**STATED EXERCISE:** Gather, from the data below, each line in which the word "applications" occurs.

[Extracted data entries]
** start **
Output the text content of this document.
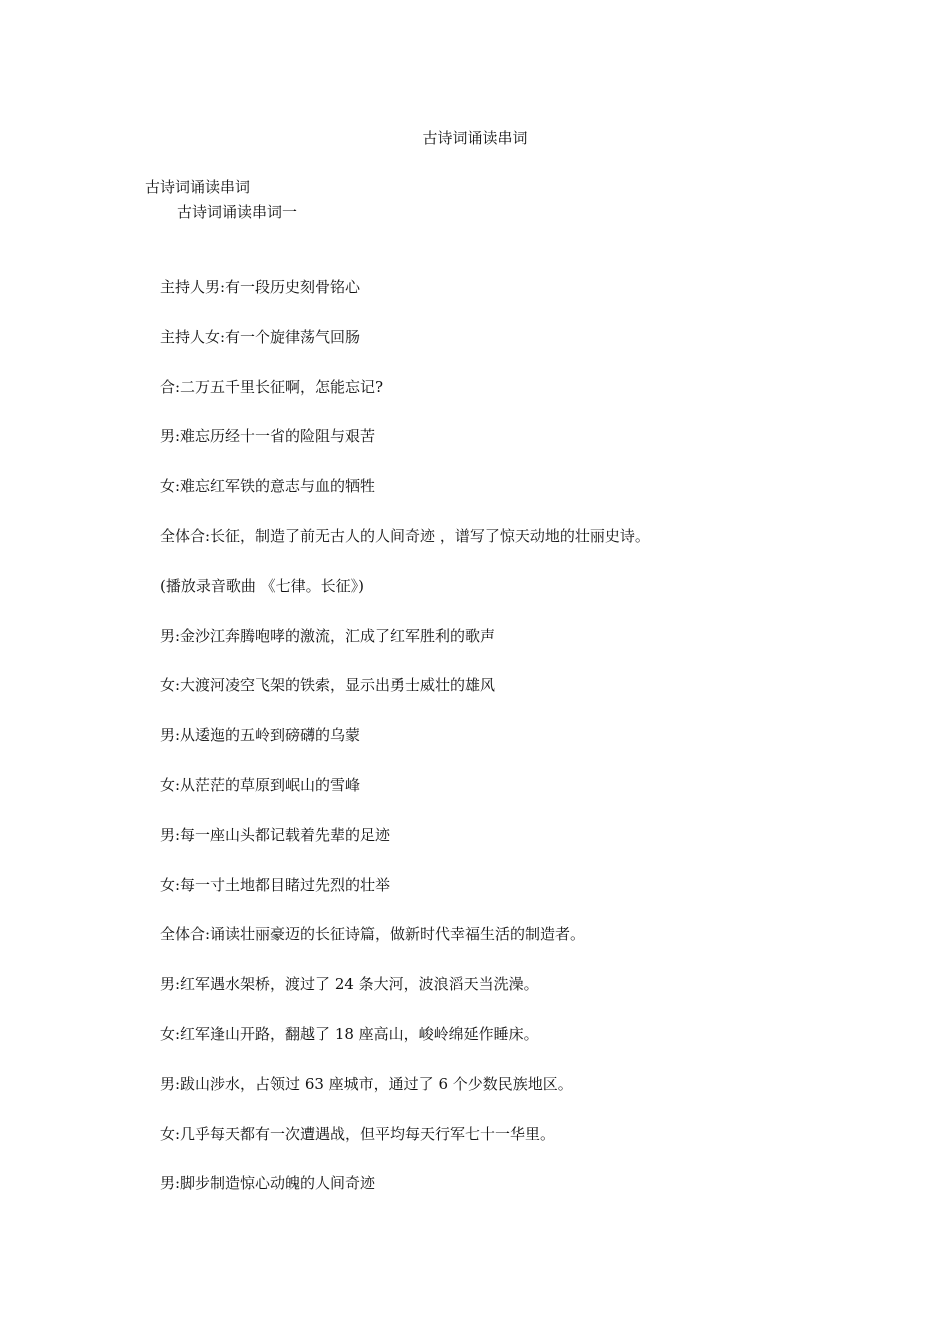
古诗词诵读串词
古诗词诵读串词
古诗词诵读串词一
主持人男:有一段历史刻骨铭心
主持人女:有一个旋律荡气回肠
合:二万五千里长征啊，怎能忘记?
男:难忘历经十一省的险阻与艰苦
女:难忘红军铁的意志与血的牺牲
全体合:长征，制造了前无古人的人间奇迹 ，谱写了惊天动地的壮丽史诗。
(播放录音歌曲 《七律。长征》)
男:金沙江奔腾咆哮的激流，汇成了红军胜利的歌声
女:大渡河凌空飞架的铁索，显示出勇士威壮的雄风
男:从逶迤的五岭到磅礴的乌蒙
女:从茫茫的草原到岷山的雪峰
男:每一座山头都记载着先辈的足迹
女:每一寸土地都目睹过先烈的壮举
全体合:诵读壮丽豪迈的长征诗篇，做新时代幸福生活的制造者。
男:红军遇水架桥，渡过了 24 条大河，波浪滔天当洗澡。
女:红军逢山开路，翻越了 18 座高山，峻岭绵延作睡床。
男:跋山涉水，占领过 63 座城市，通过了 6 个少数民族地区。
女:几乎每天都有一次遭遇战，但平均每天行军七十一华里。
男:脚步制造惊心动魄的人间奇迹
** end **
** start **
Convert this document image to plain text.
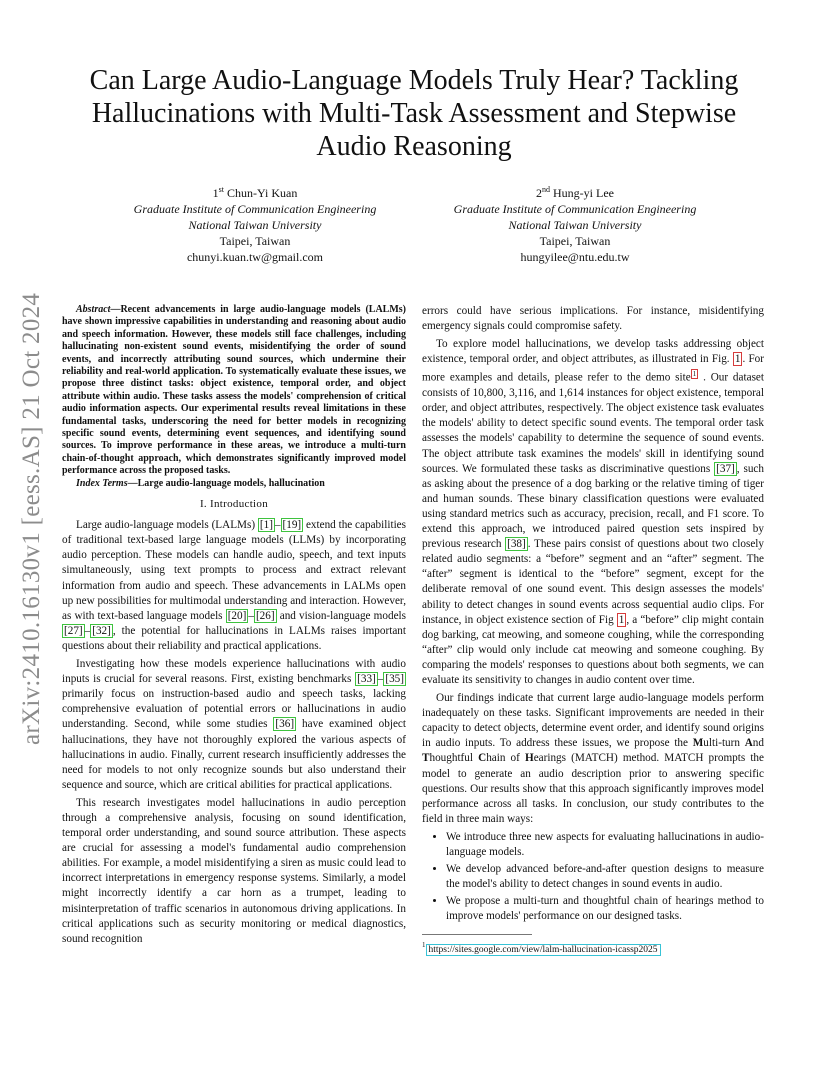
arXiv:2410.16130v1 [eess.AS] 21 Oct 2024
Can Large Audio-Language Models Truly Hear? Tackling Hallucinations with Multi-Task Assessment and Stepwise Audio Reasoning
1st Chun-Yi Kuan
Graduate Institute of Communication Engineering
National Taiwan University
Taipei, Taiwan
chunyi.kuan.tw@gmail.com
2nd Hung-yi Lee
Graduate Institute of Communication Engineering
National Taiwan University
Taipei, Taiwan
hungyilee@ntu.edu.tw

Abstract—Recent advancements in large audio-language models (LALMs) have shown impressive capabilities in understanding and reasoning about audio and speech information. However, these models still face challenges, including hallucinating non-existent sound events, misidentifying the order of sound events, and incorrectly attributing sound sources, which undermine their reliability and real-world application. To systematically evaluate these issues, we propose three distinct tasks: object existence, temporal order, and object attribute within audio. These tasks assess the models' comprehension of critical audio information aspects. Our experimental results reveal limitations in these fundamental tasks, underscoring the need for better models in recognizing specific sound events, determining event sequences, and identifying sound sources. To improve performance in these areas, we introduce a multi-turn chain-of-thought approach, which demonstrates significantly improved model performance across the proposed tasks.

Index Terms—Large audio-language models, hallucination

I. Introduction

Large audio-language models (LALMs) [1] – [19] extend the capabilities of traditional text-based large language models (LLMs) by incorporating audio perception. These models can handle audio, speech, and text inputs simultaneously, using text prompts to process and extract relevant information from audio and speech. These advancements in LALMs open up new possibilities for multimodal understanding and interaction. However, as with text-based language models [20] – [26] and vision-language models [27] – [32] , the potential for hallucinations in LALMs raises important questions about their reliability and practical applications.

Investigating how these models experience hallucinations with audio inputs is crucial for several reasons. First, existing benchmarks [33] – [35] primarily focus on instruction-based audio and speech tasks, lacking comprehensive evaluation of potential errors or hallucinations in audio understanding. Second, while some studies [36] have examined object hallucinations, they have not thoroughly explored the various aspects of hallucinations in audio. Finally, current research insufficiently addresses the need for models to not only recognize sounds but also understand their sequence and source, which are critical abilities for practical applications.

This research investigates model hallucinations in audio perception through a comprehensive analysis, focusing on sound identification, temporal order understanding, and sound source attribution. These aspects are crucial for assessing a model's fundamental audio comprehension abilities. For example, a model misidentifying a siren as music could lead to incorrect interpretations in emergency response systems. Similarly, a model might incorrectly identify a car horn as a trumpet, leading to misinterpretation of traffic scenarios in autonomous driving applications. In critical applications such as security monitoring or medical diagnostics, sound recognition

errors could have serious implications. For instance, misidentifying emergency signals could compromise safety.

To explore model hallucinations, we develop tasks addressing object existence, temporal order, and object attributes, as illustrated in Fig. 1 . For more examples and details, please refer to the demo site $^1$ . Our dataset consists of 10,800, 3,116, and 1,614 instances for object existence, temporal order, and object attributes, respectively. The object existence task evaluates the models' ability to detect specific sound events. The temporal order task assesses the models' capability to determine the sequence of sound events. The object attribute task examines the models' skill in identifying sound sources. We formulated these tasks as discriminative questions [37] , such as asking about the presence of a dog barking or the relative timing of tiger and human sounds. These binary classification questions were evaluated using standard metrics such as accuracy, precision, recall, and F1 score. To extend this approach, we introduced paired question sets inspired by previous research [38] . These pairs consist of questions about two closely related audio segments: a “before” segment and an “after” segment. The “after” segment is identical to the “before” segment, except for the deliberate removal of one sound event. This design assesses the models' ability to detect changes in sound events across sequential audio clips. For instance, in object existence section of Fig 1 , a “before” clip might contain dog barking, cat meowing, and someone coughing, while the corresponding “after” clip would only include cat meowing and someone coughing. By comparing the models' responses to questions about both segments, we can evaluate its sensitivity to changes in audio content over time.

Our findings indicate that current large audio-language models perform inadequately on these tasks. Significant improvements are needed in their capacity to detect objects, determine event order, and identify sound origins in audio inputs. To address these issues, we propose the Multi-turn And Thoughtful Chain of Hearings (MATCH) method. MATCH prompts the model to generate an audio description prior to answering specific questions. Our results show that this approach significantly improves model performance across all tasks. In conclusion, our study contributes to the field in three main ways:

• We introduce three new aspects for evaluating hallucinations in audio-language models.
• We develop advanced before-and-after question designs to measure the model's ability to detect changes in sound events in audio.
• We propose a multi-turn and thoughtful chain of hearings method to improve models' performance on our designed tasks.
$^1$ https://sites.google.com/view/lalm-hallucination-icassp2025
** end **
**COMPLETE ANSWER:**
Large audio-language models (LALMs) [1] – [19] extend the capabilities of traditional text-based large language models (LLMs) by incorporating audio perception. These models can handle audio, speech, and text inputs simultaneously, using text prompts to process and extract relevant information from audio and speech. These advancements in LALMs open up new possibilities for multimodal understanding and interaction. However, as with text-based language models [20] – [26] and vision-language models [27] – [32] , the potential for hallucinations in LALMs raises important questions about their reliability and practical applications.
Investigating how these models experience hallucinations with audio inputs is crucial for several reasons. First, existing benchmarks [33] – [35] primarily focus on instruction-based audio and speech tasks, lacking comprehensive evaluation of potential errors or hallucinations in audio understanding. Second, while some studies [36] have examined object hallucinations, they have not thoroughly explored the various aspects of hallucinations in audio. Finally, current research insufficiently addresses the need for models to not only recognize sounds but also understand their sequence and source, which are critical abilities for practical applications.
This research investigates model hallucinations in audio perception through a comprehensive analysis, focusing on sound identification, temporal order understanding, and sound source attribution. These aspects are crucial for assessing a model's fundamental audio comprehension abilities. For example, a model misidentifying a siren as music could lead to incorrect interpretations in emergency response systems. Similarly, a model might incorrectly identify a car horn as a trumpet, leading to misinterpretation of traffic scenarios in autonomous driving applications. In critical applications such as security monitoring or medical diagnostics, sound recognition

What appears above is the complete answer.